#### Request:
Read the material below. Count the lines containing "знаменитостей" and give that count alone.

*** Listed records ***

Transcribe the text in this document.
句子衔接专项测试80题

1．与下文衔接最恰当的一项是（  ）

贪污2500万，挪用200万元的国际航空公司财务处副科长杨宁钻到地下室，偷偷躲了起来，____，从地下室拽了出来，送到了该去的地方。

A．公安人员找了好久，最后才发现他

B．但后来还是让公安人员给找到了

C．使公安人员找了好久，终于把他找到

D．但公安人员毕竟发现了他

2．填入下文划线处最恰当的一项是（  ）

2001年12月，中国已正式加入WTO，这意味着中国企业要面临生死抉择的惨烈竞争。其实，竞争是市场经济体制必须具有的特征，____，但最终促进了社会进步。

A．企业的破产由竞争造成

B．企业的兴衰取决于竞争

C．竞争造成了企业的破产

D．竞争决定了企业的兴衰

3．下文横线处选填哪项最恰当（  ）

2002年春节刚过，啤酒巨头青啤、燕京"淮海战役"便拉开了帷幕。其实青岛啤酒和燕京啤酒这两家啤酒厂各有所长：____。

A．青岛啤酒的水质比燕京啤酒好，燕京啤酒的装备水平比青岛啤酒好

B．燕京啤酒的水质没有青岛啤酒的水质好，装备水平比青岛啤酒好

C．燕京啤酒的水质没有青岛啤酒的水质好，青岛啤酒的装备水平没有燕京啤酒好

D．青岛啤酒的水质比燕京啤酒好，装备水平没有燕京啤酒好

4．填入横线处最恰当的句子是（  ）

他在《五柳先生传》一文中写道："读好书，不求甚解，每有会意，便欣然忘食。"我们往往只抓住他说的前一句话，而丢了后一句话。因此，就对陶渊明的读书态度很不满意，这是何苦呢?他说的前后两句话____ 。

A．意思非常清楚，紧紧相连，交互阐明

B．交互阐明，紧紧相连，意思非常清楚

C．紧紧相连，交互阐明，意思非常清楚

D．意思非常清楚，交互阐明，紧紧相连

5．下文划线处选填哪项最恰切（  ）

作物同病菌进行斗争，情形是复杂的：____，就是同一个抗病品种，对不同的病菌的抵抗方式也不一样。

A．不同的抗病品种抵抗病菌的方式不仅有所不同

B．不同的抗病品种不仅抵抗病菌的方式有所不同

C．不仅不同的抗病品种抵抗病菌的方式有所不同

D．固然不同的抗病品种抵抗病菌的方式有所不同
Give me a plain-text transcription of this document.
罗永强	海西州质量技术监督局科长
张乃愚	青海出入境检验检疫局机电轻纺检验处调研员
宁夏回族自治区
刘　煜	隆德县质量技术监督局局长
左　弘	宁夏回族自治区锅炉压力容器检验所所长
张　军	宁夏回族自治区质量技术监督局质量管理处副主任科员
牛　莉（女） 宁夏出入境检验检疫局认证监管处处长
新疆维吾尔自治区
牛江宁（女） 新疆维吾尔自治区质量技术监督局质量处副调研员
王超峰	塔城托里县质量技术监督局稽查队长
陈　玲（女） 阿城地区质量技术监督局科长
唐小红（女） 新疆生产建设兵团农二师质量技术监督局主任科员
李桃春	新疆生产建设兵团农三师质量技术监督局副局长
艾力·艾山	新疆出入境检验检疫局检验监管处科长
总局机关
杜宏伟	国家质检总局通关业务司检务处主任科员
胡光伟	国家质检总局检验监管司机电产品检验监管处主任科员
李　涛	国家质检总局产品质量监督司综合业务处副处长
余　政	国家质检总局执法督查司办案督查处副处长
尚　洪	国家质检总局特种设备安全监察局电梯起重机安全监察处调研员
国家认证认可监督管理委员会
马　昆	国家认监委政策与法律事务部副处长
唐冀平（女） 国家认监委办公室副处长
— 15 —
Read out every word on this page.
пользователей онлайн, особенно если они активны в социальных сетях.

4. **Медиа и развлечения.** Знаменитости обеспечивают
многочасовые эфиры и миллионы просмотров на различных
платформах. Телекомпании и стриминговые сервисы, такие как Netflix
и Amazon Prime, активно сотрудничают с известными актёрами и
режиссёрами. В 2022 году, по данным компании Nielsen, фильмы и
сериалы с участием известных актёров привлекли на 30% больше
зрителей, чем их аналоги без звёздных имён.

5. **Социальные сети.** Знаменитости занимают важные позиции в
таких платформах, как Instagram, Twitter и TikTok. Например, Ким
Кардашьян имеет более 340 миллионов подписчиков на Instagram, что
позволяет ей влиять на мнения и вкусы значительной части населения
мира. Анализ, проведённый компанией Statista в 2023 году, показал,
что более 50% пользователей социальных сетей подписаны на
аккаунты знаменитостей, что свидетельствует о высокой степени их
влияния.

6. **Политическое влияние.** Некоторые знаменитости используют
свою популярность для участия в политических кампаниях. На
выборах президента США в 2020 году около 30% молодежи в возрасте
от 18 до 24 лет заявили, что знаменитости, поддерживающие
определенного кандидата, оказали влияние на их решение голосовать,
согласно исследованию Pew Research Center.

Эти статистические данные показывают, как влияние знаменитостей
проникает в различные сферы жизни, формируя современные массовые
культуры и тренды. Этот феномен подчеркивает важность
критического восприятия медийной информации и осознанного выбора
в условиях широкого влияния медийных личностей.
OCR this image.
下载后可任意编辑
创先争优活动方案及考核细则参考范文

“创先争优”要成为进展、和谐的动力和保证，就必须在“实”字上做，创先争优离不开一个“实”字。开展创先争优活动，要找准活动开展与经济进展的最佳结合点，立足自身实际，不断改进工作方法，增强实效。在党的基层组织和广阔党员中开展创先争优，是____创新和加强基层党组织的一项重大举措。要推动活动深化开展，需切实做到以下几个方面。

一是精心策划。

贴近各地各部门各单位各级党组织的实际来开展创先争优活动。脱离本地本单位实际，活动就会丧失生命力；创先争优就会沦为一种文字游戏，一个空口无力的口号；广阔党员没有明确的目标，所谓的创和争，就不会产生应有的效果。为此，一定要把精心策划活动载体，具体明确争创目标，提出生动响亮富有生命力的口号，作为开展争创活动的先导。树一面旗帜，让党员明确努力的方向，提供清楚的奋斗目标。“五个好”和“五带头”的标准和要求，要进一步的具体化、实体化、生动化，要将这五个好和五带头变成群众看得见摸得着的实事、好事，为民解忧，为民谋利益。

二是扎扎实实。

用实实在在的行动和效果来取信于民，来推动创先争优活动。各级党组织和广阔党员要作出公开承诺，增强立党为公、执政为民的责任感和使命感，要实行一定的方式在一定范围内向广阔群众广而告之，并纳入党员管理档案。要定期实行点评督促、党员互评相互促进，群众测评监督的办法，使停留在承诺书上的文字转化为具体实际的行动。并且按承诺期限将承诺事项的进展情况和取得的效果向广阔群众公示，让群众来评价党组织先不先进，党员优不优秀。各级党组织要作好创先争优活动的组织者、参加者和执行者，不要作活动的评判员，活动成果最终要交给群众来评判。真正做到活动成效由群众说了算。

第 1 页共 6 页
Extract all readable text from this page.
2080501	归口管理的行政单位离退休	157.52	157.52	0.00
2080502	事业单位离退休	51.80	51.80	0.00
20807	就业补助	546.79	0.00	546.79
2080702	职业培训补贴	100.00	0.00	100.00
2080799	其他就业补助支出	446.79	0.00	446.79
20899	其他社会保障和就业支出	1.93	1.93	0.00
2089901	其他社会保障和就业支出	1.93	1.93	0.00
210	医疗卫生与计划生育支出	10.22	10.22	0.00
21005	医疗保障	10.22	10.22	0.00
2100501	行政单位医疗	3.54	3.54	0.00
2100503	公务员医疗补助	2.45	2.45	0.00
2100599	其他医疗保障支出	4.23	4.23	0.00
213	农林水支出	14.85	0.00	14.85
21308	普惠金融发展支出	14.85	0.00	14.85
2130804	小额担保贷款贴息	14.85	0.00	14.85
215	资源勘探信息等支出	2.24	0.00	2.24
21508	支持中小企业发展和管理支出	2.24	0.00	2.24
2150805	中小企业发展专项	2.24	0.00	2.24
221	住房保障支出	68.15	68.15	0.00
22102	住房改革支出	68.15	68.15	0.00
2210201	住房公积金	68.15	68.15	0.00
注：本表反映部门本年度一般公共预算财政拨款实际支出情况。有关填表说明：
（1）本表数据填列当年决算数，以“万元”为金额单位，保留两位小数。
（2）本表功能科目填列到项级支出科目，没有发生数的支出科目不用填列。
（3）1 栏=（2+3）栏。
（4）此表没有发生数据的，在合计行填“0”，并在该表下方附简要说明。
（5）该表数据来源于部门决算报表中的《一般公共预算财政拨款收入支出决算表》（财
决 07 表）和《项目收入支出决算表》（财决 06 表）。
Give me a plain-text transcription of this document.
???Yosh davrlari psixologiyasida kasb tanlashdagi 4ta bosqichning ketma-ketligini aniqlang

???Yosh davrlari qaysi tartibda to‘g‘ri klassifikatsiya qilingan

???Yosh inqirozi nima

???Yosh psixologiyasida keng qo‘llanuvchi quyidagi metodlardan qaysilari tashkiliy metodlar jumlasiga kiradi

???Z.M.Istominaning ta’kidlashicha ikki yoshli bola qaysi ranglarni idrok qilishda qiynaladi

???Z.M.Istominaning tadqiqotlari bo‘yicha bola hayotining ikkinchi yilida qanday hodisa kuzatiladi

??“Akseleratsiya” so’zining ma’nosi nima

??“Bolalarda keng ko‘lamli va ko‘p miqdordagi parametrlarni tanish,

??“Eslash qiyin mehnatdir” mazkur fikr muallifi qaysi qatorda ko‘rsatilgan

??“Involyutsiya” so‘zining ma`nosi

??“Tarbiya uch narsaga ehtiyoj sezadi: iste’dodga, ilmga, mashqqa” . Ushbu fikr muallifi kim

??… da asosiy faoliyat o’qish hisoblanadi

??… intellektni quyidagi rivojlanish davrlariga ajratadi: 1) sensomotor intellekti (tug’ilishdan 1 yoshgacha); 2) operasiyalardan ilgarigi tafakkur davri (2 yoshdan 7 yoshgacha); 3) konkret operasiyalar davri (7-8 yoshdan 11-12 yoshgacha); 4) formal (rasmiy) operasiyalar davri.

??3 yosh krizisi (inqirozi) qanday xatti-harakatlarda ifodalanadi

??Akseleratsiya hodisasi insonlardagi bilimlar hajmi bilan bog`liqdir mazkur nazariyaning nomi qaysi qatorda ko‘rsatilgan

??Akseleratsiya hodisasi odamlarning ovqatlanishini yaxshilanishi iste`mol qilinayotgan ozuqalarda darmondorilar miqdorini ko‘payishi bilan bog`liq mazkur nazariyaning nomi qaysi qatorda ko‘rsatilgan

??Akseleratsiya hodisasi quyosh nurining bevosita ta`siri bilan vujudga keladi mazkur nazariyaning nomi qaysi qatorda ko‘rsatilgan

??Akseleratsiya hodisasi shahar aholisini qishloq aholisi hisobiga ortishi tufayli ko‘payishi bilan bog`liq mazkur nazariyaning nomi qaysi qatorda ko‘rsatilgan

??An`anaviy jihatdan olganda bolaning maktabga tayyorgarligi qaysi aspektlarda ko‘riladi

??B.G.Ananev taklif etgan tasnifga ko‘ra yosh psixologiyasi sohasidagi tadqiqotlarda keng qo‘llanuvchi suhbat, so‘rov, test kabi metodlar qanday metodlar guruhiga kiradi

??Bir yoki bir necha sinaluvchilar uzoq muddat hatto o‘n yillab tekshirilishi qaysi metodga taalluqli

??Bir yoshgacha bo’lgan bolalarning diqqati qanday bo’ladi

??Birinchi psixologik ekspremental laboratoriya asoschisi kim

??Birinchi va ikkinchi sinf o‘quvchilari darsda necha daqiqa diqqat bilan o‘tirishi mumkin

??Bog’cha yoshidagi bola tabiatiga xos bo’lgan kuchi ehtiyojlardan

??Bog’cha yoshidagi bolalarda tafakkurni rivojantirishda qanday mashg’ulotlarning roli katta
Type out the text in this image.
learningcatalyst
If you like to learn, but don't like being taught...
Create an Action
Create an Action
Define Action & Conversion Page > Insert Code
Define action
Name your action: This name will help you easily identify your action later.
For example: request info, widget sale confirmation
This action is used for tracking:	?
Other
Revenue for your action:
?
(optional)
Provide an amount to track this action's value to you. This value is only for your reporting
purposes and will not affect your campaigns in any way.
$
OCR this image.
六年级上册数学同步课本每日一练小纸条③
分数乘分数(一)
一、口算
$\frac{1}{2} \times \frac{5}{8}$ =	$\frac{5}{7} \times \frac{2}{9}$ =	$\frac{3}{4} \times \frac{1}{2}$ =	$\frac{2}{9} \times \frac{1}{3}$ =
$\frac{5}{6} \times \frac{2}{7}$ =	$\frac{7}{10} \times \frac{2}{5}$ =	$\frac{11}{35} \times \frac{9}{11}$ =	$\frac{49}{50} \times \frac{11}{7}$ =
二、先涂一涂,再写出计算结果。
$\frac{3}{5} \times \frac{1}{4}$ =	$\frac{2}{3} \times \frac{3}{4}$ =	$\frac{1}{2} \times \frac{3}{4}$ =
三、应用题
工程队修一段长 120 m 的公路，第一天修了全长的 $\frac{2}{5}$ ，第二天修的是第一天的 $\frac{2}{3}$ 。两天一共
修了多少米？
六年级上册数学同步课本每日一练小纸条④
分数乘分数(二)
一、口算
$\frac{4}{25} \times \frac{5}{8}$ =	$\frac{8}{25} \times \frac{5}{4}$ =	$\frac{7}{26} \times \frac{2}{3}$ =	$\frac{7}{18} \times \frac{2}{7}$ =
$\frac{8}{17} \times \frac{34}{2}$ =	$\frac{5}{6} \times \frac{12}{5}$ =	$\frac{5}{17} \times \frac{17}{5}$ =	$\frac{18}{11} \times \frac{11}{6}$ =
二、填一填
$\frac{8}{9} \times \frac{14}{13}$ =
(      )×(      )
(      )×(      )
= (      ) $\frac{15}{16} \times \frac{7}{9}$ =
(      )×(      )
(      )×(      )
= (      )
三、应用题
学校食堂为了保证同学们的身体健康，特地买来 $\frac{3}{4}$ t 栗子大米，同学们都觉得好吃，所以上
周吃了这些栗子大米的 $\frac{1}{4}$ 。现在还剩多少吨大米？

***

#### Response to this task:
2